WHAT YOU NEED TO DO: Reproduce the entries in full, with no changes.

─── EXERCISE INPUTS ───

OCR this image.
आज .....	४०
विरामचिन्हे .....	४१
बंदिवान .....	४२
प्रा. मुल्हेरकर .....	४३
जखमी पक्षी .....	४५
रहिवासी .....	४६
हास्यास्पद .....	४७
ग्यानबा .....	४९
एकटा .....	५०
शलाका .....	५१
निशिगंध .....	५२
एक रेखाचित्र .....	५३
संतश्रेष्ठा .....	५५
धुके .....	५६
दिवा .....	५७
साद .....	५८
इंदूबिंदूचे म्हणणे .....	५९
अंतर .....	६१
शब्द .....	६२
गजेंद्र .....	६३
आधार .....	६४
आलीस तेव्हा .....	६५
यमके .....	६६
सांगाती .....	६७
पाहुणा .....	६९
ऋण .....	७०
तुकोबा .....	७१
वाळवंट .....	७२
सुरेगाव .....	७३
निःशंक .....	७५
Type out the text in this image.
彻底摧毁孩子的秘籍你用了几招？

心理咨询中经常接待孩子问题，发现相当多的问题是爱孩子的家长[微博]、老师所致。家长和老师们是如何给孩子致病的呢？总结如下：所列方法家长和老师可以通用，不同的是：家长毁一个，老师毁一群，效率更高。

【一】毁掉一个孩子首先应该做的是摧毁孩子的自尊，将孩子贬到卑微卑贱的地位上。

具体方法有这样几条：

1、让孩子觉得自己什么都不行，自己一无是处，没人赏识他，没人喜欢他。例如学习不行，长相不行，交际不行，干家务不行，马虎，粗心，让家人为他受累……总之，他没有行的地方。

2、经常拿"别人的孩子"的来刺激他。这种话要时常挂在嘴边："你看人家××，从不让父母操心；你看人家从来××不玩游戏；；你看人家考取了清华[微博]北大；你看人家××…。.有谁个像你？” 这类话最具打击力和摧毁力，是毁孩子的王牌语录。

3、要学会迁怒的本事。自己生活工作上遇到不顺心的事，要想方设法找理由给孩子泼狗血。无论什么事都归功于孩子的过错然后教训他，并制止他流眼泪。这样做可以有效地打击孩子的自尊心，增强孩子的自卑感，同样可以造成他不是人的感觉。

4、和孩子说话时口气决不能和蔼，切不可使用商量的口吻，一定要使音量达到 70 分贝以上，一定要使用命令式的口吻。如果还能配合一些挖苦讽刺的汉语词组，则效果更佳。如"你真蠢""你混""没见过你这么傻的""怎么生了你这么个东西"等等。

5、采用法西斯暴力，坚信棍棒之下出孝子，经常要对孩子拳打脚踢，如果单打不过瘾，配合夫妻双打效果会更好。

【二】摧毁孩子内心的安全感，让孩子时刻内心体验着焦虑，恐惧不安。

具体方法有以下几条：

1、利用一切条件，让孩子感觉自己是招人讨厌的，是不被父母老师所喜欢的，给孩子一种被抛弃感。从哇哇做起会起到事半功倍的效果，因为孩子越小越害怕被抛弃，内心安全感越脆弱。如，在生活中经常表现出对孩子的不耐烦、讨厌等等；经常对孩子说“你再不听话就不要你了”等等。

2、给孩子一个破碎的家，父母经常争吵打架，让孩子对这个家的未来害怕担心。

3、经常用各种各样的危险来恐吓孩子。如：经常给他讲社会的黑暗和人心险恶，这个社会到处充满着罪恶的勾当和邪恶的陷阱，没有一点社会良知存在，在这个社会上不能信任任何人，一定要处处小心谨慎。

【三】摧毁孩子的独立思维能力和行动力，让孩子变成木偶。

───

CORRECT RESPONSE:
OCR this image.
आज .....	४०
विरामचिन्हे .....	४१
बंदिवान .....	४२
प्रा. मुल्हेरकर .....	४३
जखमी पक्षी .....	४५
रहिवासी .....	४६
हास्यास्पद .....	४७
ग्यानबा .....	४९
एकटा .....	५०
शलाका .....	५१
निशिगंध .....	५२
एक रेखाचित्र .....	५३
संतश्रेष्ठा .....	५५
धुके .....	५६
दिवा .....	५७
साद .....	५८
इंदूबिंदूचे म्हणणे .....	५९
अंतर .....	६१
शब्द .....	६२
गजेंद्र .....	६३
आधार .....	६४
आलीस तेव्हा .....	६५
यमके .....	६६
सांगाती .....	६७
पाहुणा .....	६९
ऋण .....	७०
तुकोबा .....	७१
वाळवंट .....	७२
सुरेगाव .....	७३
निःशंक .....	७५
Type out the text in this image.
彻底摧毁孩子的秘籍你用了几招？

心理咨询中经常接待孩子问题，发现相当多的问题是爱孩子的家长[微博]、老师所致。家长和老师们是如何给孩子致病的呢？总结如下：所列方法家长和老师可以通用，不同的是：家长毁一个，老师毁一群，效率更高。

【一】毁掉一个孩子首先应该做的是摧毁孩子的自尊，将孩子贬到卑微卑贱的地位上。

具体方法有这样几条：

1、让孩子觉得自己什么都不行，自己一无是处，没人赏识他，没人喜欢他。例如学习不行，长相不行，交际不行，干家务不行，马虎，粗心，让家人为他受累……总之，他没有行的地方。

2、经常拿"别人的孩子"的来刺激他。这种话要时常挂在嘴边："你看人家××，从不让父母操心；你看人家从来××不玩游戏；；你看人家考取了清华[微博]北大；你看人家××…。.有谁个像你？” 这类话最具打击力和摧毁力，是毁孩子的王牌语录。

3、要学会迁怒的本事。自己生活工作上遇到不顺心的事，要想方设法找理由给孩子泼狗血。无论什么事都归功于孩子的过错然后教训他，并制止他流眼泪。这样做可以有效地打击孩子的自尊心，增强孩子的自卑感，同样可以造成他不是人的感觉。

4、和孩子说话时口气决不能和蔼，切不可使用商量的口吻，一定要使音量达到 70 分贝以上，一定要使用命令式的口吻。如果还能配合一些挖苦讽刺的汉语词组，则效果更佳。如"你真蠢""你混""没见过你这么傻的""怎么生了你这么个东西"等等。

5、采用法西斯暴力，坚信棍棒之下出孝子，经常要对孩子拳打脚踢，如果单打不过瘾，配合夫妻双打效果会更好。

【二】摧毁孩子内心的安全感，让孩子时刻内心体验着焦虑，恐惧不安。

具体方法有以下几条：

1、利用一切条件，让孩子感觉自己是招人讨厌的，是不被父母老师所喜欢的，给孩子一种被抛弃感。从哇哇做起会起到事半功倍的效果，因为孩子越小越害怕被抛弃，内心安全感越脆弱。如，在生活中经常表现出对孩子的不耐烦、讨厌等等；经常对孩子说“你再不听话就不要你了”等等。

2、给孩子一个破碎的家，父母经常争吵打架，让孩子对这个家的未来害怕担心。

3、经常用各种各样的危险来恐吓孩子。如：经常给他讲社会的黑暗和人心险恶，这个社会到处充满着罪恶的勾当和邪恶的陷阱，没有一点社会良知存在，在这个社会上不能信任任何人，一定要处处小心谨慎。

【三】摧毁孩子的独立思维能力和行动力，让孩子变成木偶。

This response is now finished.